Element-and-box listings:
####################
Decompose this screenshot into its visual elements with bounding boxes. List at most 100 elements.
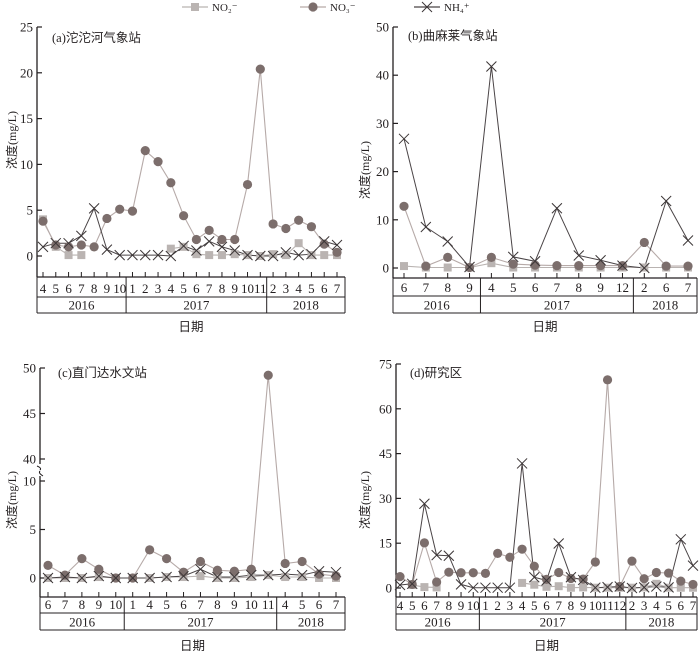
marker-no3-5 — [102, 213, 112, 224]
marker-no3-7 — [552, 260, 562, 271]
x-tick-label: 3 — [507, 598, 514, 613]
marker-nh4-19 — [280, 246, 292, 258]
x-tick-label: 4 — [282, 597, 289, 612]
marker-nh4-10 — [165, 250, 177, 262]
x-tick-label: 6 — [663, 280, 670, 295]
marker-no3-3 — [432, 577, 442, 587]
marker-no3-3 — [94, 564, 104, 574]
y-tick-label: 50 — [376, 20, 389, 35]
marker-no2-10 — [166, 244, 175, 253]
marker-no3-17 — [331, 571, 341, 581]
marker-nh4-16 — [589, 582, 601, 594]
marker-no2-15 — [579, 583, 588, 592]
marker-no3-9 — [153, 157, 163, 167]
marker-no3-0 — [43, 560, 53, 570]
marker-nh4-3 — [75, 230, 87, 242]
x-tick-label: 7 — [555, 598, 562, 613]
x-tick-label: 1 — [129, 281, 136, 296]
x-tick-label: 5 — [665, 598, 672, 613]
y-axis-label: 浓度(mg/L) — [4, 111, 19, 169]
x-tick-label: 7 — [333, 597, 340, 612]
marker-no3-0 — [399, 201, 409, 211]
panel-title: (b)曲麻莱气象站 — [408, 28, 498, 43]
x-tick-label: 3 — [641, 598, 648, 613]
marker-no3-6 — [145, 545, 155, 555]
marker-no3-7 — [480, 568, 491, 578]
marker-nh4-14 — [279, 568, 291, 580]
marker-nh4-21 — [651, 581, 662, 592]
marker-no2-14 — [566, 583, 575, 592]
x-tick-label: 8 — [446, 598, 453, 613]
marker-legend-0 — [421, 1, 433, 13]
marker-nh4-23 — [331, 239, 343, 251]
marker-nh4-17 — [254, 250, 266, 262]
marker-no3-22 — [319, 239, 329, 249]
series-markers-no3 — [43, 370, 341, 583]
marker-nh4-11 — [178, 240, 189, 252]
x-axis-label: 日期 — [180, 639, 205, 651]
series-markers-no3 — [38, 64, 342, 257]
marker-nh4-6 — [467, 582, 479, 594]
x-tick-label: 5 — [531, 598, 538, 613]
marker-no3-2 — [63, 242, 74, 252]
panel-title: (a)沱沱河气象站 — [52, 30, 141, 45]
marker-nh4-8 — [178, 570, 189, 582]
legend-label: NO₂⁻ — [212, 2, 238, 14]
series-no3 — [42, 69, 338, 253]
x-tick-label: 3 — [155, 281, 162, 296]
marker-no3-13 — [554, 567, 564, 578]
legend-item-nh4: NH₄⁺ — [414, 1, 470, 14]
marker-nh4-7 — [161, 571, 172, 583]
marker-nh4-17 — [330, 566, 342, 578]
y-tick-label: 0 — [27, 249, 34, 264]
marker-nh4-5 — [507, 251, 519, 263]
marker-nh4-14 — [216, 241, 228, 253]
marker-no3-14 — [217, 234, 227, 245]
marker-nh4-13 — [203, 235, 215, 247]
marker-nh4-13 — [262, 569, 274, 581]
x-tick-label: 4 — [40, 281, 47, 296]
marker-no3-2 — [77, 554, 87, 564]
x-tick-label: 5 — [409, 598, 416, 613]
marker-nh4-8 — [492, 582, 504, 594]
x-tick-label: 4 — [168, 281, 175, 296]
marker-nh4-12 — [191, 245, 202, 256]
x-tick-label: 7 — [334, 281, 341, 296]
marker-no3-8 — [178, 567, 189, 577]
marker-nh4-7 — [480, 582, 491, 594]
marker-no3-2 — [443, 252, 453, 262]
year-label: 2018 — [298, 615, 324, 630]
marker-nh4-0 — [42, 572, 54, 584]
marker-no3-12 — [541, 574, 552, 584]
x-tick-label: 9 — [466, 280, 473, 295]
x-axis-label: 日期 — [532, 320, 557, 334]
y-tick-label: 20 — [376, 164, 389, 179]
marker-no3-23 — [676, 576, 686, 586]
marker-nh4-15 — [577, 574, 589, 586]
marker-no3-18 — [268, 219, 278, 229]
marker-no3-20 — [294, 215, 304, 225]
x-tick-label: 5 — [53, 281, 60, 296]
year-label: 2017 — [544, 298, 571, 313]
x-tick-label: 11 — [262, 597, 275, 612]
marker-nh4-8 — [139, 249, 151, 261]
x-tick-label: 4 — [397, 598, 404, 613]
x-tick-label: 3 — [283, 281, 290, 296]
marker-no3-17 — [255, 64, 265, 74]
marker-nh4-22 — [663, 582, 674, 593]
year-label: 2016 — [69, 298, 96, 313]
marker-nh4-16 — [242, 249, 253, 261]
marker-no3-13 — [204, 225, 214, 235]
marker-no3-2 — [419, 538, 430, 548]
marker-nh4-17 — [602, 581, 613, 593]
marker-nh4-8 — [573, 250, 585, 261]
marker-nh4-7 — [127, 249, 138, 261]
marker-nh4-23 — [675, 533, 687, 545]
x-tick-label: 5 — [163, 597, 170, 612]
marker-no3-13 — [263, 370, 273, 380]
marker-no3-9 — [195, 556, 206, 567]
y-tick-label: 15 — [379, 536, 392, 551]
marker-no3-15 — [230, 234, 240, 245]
####################
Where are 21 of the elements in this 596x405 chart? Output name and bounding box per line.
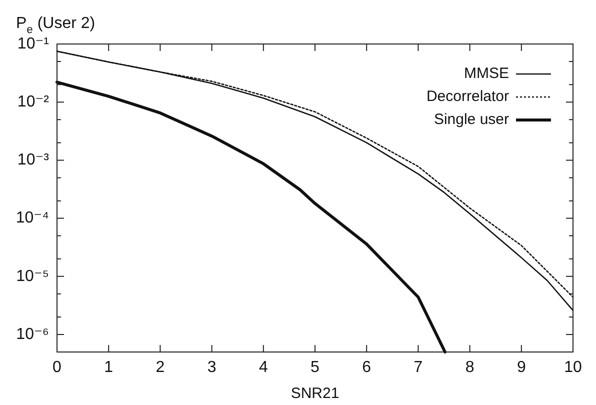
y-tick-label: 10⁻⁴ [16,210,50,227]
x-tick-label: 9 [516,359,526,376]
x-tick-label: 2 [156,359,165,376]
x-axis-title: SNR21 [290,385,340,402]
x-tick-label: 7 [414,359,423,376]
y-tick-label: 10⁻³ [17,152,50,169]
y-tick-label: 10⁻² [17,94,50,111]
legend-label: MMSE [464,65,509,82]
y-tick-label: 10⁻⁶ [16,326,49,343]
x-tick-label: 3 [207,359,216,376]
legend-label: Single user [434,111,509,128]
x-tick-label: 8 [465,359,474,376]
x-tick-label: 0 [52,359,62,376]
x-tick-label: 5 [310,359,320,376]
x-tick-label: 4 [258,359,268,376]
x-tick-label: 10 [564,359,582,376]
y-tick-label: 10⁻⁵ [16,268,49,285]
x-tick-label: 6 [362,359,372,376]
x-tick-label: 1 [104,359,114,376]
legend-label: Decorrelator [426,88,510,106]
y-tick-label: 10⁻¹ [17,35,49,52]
####################
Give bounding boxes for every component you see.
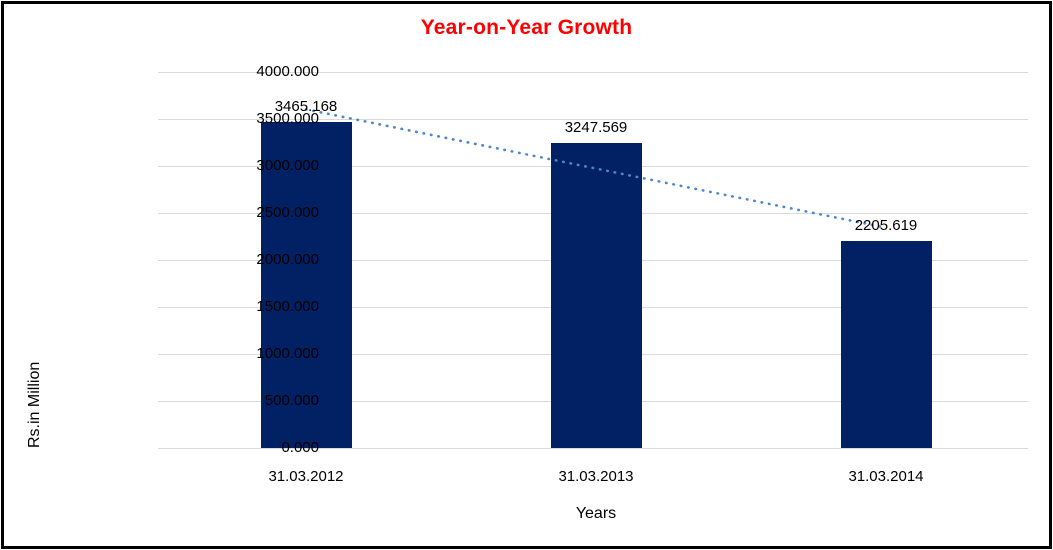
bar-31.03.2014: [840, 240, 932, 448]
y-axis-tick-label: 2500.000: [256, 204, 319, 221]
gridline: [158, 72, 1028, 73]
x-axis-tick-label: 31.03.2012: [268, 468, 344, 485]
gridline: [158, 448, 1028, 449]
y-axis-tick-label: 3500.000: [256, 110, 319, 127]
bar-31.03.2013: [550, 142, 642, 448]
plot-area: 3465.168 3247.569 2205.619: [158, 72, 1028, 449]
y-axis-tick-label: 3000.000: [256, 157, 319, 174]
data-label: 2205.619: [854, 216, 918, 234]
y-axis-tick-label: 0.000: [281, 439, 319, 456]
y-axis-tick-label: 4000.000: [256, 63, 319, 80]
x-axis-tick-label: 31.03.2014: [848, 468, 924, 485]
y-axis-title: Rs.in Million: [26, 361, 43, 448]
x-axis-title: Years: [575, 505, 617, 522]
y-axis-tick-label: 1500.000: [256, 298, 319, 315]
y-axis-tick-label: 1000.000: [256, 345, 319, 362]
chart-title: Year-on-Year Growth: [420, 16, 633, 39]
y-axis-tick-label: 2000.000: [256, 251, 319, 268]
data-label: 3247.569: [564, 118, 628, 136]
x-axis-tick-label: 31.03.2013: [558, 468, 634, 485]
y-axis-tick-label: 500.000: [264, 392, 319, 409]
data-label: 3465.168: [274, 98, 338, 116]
####################
# [Goal of the exercise]
Can you repeat, unchanged, every line of the material starting with the line that contains "bar-31.03.2014: [840, 240, 932, 448]" and going on through the line that contains "data-label: 3465.168: [274, 98, 338, 116]", with both of those lines included?

# [The answer]
bar-31.03.2014: [840, 240, 932, 448]
y-axis-tick-label: 2500.000: [256, 204, 319, 221]
gridline: [158, 72, 1028, 73]
x-axis-tick-label: 31.03.2012: [268, 468, 344, 485]
gridline: [158, 448, 1028, 449]
y-axis-tick-label: 3500.000: [256, 110, 319, 127]
bar-31.03.2013: [550, 142, 642, 448]
plot-area: 3465.168 3247.569 2205.619: [158, 72, 1028, 449]
y-axis-tick-label: 3000.000: [256, 157, 319, 174]
data-label: 2205.619: [854, 216, 918, 234]
y-axis-tick-label: 0.000: [281, 439, 319, 456]
y-axis-tick-label: 4000.000: [256, 63, 319, 80]
x-axis-tick-label: 31.03.2014: [848, 468, 924, 485]
y-axis-title: Rs.in Million: [26, 361, 43, 448]
x-axis-title: Years: [575, 505, 617, 522]
y-axis-tick-label: 1500.000: [256, 298, 319, 315]
y-axis-tick-label: 1000.000: [256, 345, 319, 362]
chart-title: Year-on-Year Growth: [420, 16, 633, 39]
y-axis-tick-label: 2000.000: [256, 251, 319, 268]
data-label: 3247.569: [564, 118, 628, 136]
x-axis-tick-label: 31.03.2013: [558, 468, 634, 485]
y-axis-tick-label: 500.000: [264, 392, 319, 409]
data-label: 3465.168: [274, 98, 338, 116]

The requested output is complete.